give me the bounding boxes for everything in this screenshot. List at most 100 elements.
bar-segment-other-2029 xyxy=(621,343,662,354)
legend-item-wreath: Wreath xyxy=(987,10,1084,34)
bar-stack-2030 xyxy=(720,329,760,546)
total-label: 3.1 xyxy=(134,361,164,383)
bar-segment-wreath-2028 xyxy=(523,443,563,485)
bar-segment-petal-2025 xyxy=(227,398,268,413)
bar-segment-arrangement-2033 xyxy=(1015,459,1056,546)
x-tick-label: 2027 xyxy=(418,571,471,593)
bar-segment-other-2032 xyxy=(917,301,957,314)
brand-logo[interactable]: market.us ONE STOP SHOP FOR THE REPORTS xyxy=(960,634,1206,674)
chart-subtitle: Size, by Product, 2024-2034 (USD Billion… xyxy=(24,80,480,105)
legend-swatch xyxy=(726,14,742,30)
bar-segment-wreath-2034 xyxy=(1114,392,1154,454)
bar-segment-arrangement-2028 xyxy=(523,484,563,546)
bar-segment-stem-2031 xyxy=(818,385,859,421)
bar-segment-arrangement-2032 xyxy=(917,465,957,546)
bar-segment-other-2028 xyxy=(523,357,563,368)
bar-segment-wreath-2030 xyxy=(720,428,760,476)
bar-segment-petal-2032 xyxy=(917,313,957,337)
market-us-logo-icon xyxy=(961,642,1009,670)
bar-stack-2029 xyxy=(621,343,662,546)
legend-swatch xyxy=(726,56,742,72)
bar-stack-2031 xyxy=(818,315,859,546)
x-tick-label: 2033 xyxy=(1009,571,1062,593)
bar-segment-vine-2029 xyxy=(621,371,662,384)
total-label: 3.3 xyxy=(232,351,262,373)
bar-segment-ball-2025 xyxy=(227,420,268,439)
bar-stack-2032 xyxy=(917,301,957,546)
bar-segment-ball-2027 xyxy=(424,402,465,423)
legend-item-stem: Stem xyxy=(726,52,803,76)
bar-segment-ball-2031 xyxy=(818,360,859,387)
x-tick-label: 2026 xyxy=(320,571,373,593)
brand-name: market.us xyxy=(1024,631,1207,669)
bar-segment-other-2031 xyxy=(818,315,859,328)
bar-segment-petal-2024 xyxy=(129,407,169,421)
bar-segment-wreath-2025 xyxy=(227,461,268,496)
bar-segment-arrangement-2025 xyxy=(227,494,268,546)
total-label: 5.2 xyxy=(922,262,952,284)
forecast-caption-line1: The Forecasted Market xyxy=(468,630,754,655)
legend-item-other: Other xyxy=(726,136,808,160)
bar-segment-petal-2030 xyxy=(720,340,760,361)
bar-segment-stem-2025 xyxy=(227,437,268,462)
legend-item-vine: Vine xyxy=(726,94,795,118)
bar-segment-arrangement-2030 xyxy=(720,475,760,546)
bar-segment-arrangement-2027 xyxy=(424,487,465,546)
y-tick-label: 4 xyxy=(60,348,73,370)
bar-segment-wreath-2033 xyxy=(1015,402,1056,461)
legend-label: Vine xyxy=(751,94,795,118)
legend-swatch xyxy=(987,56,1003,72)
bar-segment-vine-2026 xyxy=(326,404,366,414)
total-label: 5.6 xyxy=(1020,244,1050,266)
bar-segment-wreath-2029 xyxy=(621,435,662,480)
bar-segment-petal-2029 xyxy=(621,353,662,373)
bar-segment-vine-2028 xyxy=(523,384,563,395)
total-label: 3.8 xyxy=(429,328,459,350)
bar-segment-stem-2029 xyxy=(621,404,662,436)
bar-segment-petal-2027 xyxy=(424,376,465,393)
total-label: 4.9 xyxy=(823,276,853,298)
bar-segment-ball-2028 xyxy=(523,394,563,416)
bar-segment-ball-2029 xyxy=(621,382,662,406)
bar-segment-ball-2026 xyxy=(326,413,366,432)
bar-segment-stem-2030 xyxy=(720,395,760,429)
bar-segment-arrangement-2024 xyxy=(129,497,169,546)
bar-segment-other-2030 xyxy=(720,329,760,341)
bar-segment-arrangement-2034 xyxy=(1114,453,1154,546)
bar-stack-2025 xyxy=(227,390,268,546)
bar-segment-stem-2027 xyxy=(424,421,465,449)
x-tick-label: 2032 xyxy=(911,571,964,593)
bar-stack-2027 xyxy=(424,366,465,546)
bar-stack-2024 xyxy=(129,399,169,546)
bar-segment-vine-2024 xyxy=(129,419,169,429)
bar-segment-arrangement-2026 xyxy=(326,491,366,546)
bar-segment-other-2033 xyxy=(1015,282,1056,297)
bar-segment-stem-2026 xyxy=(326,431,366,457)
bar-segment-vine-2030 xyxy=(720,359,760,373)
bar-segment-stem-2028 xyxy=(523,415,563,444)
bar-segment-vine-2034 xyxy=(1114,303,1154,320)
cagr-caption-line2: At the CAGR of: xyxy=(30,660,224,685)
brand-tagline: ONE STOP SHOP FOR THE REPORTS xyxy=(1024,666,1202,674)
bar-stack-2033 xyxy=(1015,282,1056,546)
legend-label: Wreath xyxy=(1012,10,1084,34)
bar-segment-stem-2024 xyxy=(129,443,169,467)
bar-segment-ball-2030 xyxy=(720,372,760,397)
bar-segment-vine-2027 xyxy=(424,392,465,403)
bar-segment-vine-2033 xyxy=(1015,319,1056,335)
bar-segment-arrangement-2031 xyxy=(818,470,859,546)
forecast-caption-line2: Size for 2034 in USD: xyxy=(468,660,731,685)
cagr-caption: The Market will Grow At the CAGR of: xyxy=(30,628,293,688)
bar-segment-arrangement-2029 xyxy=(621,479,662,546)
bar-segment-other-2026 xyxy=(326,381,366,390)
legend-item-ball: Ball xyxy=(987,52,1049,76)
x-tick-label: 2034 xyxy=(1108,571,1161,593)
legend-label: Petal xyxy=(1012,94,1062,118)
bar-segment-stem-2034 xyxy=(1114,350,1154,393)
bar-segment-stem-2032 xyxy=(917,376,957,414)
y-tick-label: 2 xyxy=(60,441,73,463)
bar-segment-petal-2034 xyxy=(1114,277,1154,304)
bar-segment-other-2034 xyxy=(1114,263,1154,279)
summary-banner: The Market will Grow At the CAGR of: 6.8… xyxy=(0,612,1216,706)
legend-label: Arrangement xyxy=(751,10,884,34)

· · · · ·

Convert each line of the records above into a JSON list of strings, one string per line, leaving out any blank lines.

■ PROBLEM SOLUTION:
[
  "give me the bounding boxes for everything in this screenshot. List at most 100 elements.",
  "bar-segment-other-2029 xyxy=(621,343,662,354)",
  "legend-item-wreath: Wreath xyxy=(987,10,1084,34)",
  "bar-stack-2030 xyxy=(720,329,760,546)",
  "total-label: 3.1 xyxy=(134,361,164,383)",
  "bar-segment-wreath-2028 xyxy=(523,443,563,485)",
  "bar-segment-petal-2025 xyxy=(227,398,268,413)",
  "bar-segment-arrangement-2033 xyxy=(1015,459,1056,546)",
  "x-tick-label: 2027 xyxy=(418,571,471,593)",
  "bar-segment-other-2032 xyxy=(917,301,957,314)",
  "brand-logo[interactable]: market.us ONE STOP SHOP FOR THE REPORTS xyxy=(960,634,1206,674)",
  "chart-subtitle: Size, by Product, 2024-2034 (USD Billion… xyxy=(24,80,480,105)",
  "legend-swatch xyxy=(726,14,742,30)",
  "bar-segment-wreath-2034 xyxy=(1114,392,1154,454)",
  "bar-segment-arrangement-2028 xyxy=(523,484,563,546)",
  "bar-segment-stem-2031 xyxy=(818,385,859,421)",
  "bar-segment-arrangement-2032 xyxy=(917,465,957,546)",
  "bar-segment-other-2028 xyxy=(523,357,563,368)",
  "bar-segment-wreath-2030 xyxy=(720,428,760,476)",
  "bar-segment-petal-2032 xyxy=(917,313,957,337)",
  "market-us-logo-icon xyxy=(961,642,1009,670)",
  "bar-stack-2029 xyxy=(621,343,662,546)",
  "legend-swatch xyxy=(726,56,742,72)",
  "bar-stack-2031 xyxy=(818,315,859,546)",
  "x-tick-label: 2033 xyxy=(1009,571,1062,593)",
  "bar-segment-vine-2029 xyxy=(621,371,662,384)",
  "total-label: 3.3 xyxy=(232,351,262,373)",
  "bar-segment-ball-2025 xyxy=(227,420,268,439)",
  "bar-stack-2032 xyxy=(917,301,957,546)",
  "bar-segment-ball-2027 xyxy=(424,402,465,423)",
  "legend-item-stem: Stem xyxy=(726,52,803,76)",
  "bar-segment-ball-2031 xyxy=(818,360,859,387)",
  "x-tick-label: 2026 xyxy=(320,571,373,593)",
  "brand-name: market.us xyxy=(1024,631,1207,669)",
  "bar-segment-other-2031 xyxy=(818,315,859,328)",
  "bar-segment-petal-2024 xyxy=(129,407,169,421)",
  "bar-segment-wreath-2025 xyxy=(227,461,268,496)",
  "bar-segment-arrangement-2025 xyxy=(227,494,268,546)",
  "total-label: 5.2 xyxy=(922,262,952,284)",
  "forecast-caption-line1: The Forecasted Market xyxy=(468,630,754,655)",
  "legend-item-other: Other xyxy=(726,136,808,160)",
  "bar-segment-petal-2030 xyxy=(720,340,760,361)",
  "bar-segment-stem-2025 xyxy=(227,437,268,462)",
  "legend-item-vine: Vine xyxy=(726,94,795,118)",
  "bar-segment-arrangement-2030 xyxy=(720,475,760,546)",
  "bar-segment-arrangement-2027 xyxy=(424,487,465,546)",
  "y-tick-label: 4 xyxy=(60,348,73,370)",
  "bar-segment-wreath-2033 xyxy=(1015,402,1056,461)",
  "legend-label: Vine xyxy=(751,94,795,118)",
  "legend-swatch xyxy=(987,56,1003,72)",
  "bar-segment-vine-2026 xyxy=(326,404,366,414)",
  "total-label: 5.6 xyxy=(1020,244,1050,266)",
  "bar-segment-wreath-2029 xyxy=(621,435,662,480)",
  "bar-segment-petal-2029 xyxy=(621,353,662,373)",
  "bar-segment-vine-2028 xyxy=(523,384,563,395)",
  "total-label: 3.8 xyxy=(429,328,459,350)",
  "bar-segment-stem-2029 xyxy=(621,404,662,436)",
  "bar-segment-petal-2027 xyxy=(424,376,465,393)",
  "total-label: 4.9 xyxy=(823,276,853,298)",
  "bar-segment-ball-2028 xyxy=(523,394,563,416)",
  "bar-segment-ball-2029 xyxy=(621,382,662,406)",
  "bar-segment-ball-2026 xyxy=(326,413,366,432)",
  "bar-segment-stem-2030 xyxy=(720,395,760,429)",
  "bar-segment-arrangement-2024 xyxy=(129,497,169,546)",
  "bar-segment-other-2030 xyxy=(720,329,760,341)",
  "bar-segment-arrangement-2034 xyxy=(1114,453,1154,546)",
  "bar-stack-2025 xyxy=(227,390,268,546)",
  "bar-segment-stem-2027 xyxy=(424,421,465,449)",
  "x-tick-label: 2032 xyxy=(911,571,964,593)",
  "bar-stack-2027 xyxy=(424,366,465,546)",
  "bar-stack-2024 xyxy=(129,399,169,546)",
  "bar-segment-vine-2024 xyxy=(129,419,169,429)",
  "bar-segment-arrangement-2026 xyxy=(326,491,366,546)",
  "bar-segment-other-2033 xyxy=(1015,282,1056,297)",
  "bar-segment-stem-2026 xyxy=(326,431,366,457)",
  "bar-segment-vine-2030 xyxy=(720,359,760,373)",
  "bar-segment-stem-2028 xyxy=(523,415,563,444)",
  "bar-segment-vine-2034 xyxy=(1114,303,1154,320)",
  "cagr-caption-line2: At the CAGR of: xyxy=(30,660,224,685)",
  "brand-tagline: ONE STOP SHOP FOR THE REPORTS xyxy=(1024,666,1202,674)",
  "bar-stack-2033 xyxy=(1015,282,1056,546)",
  "legend-label: Wreath xyxy=(1012,10,1084,34)",
  "bar-segment-stem-2024 xyxy=(129,443,169,467)",
  "bar-segment-ball-2030 xyxy=(720,372,760,397)",
  "bar-segment-vine-2027 xyxy=(424,392,465,403)",
  "bar-segment-vine-2033 xyxy=(1015,319,1056,335)",
  "bar-segment-arrangement-2031 xyxy=(818,470,859,546)",
  "forecast-caption-line2: Size for 2034 in USD: xyxy=(468,660,731,685)",
  "cagr-caption: The Market will Grow At the CAGR of: xyxy=(30,628,293,688)",
  "bar-segment-arrangement-2029 xyxy=(621,479,662,546)",
  "bar-segment-other-2026 xyxy=(326,381,366,390)",
  "legend-item-ball: Ball xyxy=(987,52,1049,76)",
  "x-tick-label: 2034 xyxy=(1108,571,1161,593)",
  "legend-label: Petal xyxy=(1012,94,1062,118)",
  "bar-segment-stem-2034 xyxy=(1114,350,1154,393)",
  "bar-segment-stem-2032 xyxy=(917,376,957,414)",
  "y-tick-label: 2 xyxy=(60,441,73,463)",
  "bar-segment-petal-2034 xyxy=(1114,277,1154,304)",
  "bar-segment-other-2034 xyxy=(1114,263,1154,279)",
  "summary-banner: The Market will Grow At the CAGR of: 6.8… xyxy=(0,612,1216,706)",
  "legend-label: Arrangement xyxy=(751,10,884,34)"
]